Exercise instructions -
Reproduce every line in the listing that contains the word "content".

Rows -
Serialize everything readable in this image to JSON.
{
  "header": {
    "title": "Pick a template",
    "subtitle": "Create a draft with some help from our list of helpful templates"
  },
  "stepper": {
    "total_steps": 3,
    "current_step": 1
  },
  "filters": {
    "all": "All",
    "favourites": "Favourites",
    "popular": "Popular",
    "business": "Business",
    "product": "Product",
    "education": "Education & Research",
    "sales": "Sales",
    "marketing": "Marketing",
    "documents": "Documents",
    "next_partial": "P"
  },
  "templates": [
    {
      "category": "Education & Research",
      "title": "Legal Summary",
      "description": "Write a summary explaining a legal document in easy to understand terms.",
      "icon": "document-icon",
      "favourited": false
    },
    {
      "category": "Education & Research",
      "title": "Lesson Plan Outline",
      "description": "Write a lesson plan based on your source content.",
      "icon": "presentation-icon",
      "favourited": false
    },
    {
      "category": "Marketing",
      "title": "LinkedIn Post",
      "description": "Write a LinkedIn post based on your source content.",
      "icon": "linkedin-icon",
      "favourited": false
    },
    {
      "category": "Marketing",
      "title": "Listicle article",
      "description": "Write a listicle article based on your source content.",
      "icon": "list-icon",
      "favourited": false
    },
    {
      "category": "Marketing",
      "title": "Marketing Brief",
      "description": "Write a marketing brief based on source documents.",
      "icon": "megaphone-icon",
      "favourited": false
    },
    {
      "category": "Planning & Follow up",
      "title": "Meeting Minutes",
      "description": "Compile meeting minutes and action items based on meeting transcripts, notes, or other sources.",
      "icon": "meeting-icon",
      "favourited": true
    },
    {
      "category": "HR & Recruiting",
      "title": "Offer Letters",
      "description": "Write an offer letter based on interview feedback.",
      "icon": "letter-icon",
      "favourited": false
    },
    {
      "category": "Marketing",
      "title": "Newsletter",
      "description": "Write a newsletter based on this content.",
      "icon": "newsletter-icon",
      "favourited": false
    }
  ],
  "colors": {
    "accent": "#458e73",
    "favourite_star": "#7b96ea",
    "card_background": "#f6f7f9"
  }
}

Final result -
      "description": "Write a lesson plan based on your source content.",
      "description": "Write a LinkedIn post based on your source content.",
      "description": "Write a listicle article based on your source content.",
      "description": "Write a newsletter based on this content.",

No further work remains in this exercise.